▶ Given entries:
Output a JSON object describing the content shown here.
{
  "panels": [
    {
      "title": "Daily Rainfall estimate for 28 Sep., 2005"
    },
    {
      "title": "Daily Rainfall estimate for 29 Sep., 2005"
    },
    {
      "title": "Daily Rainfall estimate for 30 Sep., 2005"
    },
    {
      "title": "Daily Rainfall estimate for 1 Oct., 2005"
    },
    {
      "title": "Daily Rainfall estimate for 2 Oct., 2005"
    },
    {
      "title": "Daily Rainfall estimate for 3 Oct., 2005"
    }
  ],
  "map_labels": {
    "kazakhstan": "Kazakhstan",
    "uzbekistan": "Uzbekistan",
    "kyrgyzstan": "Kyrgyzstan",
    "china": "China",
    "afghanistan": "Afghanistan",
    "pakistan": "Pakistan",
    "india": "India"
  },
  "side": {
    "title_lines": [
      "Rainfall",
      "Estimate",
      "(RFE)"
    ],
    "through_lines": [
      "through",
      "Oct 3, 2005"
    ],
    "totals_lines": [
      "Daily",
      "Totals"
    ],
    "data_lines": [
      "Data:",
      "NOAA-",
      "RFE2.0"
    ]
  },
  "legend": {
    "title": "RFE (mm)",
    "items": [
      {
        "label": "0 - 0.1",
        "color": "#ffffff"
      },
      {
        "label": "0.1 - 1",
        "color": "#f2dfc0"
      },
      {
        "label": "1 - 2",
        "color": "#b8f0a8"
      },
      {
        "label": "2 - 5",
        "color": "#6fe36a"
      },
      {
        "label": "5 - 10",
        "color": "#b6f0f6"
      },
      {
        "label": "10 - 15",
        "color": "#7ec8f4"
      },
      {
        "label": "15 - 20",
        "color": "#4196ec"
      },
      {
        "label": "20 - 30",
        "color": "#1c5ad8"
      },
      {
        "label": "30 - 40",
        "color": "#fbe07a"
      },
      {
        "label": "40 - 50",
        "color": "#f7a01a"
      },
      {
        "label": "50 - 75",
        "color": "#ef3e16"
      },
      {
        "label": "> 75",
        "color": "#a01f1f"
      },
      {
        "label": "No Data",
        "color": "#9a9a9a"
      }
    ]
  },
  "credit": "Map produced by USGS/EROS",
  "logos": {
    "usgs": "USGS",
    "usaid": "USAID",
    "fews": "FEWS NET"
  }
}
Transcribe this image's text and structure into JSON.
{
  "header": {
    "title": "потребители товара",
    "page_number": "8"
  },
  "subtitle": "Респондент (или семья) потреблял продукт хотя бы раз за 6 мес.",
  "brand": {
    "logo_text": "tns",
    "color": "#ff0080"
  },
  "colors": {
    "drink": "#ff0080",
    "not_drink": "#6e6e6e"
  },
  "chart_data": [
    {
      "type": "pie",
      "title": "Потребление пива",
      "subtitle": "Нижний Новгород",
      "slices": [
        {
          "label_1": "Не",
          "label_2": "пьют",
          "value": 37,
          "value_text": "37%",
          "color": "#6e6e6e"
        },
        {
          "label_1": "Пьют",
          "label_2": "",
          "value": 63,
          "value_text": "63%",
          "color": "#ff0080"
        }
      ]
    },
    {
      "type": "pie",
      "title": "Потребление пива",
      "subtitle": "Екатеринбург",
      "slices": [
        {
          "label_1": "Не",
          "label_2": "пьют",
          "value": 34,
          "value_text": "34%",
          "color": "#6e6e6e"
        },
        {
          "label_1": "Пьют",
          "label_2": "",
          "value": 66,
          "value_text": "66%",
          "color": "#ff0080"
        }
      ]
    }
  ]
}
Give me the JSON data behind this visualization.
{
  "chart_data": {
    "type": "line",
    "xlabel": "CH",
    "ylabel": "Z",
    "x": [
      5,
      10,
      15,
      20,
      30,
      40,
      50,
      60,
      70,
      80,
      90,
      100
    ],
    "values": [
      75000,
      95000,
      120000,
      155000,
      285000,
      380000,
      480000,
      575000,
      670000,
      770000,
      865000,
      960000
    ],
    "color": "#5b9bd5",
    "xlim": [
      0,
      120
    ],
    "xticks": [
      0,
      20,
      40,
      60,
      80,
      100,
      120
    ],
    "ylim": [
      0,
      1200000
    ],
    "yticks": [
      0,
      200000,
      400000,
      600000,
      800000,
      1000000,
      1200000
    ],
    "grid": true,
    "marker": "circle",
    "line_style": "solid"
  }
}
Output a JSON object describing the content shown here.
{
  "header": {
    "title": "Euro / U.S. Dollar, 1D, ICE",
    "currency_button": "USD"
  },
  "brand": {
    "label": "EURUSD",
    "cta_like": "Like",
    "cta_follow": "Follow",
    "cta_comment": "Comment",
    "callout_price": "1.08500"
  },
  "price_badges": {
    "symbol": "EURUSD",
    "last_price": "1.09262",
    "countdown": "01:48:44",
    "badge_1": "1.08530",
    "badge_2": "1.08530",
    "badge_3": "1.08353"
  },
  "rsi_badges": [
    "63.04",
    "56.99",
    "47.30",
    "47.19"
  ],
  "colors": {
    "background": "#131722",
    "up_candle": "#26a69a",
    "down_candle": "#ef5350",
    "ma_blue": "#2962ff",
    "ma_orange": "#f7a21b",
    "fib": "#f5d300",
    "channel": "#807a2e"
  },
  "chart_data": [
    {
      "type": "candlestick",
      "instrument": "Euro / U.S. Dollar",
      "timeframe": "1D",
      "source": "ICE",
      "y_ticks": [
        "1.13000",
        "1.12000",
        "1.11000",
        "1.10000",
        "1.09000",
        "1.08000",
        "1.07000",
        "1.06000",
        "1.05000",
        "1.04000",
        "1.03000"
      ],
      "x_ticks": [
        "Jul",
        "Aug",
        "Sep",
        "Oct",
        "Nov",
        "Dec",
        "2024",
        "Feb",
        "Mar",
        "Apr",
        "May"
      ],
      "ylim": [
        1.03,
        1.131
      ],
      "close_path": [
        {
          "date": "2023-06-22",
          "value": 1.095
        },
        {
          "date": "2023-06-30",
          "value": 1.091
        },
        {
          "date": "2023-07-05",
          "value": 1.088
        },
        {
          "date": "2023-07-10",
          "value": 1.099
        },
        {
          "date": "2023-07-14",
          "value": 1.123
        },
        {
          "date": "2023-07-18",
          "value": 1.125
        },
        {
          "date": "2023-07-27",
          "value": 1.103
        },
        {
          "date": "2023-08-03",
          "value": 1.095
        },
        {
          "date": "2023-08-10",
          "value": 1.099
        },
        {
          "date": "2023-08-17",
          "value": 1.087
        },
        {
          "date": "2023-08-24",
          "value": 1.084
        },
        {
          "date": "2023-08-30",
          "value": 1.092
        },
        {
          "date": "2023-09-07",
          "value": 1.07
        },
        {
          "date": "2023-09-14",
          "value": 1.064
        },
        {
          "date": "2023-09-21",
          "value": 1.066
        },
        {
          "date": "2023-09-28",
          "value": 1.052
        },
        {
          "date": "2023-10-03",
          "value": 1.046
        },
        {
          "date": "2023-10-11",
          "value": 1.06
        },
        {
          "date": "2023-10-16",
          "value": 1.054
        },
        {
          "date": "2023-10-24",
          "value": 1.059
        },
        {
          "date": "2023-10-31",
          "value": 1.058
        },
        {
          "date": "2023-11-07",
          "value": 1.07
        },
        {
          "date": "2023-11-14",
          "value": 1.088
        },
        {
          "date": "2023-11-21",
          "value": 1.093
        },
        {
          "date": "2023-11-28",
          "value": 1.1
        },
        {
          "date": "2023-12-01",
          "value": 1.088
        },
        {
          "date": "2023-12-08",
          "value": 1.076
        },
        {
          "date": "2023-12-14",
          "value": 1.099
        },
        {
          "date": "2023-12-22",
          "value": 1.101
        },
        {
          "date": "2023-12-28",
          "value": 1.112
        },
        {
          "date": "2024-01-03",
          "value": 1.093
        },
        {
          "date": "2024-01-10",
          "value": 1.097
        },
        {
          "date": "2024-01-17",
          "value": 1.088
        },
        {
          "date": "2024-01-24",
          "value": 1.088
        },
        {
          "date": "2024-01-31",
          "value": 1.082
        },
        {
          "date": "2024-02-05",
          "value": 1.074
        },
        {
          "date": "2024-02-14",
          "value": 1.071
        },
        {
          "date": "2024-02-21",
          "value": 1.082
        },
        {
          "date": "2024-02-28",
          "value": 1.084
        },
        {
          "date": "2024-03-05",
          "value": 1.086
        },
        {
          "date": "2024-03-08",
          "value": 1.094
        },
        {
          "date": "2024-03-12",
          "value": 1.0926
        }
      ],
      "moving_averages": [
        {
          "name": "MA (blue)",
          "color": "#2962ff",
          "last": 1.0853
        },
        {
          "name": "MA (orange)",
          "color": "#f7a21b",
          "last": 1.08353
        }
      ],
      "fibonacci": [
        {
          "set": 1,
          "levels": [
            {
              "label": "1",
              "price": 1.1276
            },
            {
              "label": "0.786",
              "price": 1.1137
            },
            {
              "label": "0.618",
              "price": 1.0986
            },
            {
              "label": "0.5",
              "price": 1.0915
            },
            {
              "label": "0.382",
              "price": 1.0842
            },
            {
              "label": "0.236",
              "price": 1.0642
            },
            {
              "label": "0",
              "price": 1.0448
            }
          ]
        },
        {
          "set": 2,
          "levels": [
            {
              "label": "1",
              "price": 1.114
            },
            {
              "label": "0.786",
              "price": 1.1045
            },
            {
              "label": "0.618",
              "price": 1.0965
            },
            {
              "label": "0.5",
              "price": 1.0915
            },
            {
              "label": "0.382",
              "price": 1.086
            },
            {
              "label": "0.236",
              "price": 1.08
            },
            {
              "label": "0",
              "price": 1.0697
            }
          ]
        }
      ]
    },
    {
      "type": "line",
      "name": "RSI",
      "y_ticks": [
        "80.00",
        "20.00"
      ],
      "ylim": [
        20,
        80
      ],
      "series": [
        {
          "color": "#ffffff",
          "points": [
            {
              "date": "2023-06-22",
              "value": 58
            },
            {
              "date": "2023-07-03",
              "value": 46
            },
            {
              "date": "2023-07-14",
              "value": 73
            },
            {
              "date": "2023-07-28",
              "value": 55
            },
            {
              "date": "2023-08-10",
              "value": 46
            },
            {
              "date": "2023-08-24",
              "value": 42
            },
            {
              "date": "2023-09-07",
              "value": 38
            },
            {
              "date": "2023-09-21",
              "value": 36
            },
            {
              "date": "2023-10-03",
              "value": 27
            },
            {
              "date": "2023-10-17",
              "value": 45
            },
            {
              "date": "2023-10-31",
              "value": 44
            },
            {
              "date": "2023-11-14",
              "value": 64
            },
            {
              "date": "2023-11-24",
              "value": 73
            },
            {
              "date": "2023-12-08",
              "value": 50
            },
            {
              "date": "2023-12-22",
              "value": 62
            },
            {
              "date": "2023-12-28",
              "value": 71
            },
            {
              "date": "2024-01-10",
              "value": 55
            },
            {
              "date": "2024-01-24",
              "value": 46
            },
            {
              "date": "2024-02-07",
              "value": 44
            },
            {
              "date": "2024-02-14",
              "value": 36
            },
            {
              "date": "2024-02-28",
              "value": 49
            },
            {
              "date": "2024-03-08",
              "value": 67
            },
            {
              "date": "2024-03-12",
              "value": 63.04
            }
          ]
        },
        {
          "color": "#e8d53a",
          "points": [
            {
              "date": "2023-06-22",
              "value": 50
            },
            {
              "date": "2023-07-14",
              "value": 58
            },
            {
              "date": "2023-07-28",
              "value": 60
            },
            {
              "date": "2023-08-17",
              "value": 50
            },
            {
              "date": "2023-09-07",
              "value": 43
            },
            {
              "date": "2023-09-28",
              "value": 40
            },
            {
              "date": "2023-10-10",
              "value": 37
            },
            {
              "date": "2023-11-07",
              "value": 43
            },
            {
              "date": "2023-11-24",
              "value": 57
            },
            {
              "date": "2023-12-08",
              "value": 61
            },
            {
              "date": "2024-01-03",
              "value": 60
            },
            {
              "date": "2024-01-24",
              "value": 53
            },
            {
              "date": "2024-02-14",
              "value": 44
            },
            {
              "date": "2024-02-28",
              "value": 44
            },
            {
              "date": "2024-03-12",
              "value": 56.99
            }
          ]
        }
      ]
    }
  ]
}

▶ What needs to be done: Copy out the lines in which the string "Euro" appears.

▶ Full response:
    "title": "Euro / U.S. Dollar, 1D, ICE",
      "instrument": "Euro / U.S. Dollar",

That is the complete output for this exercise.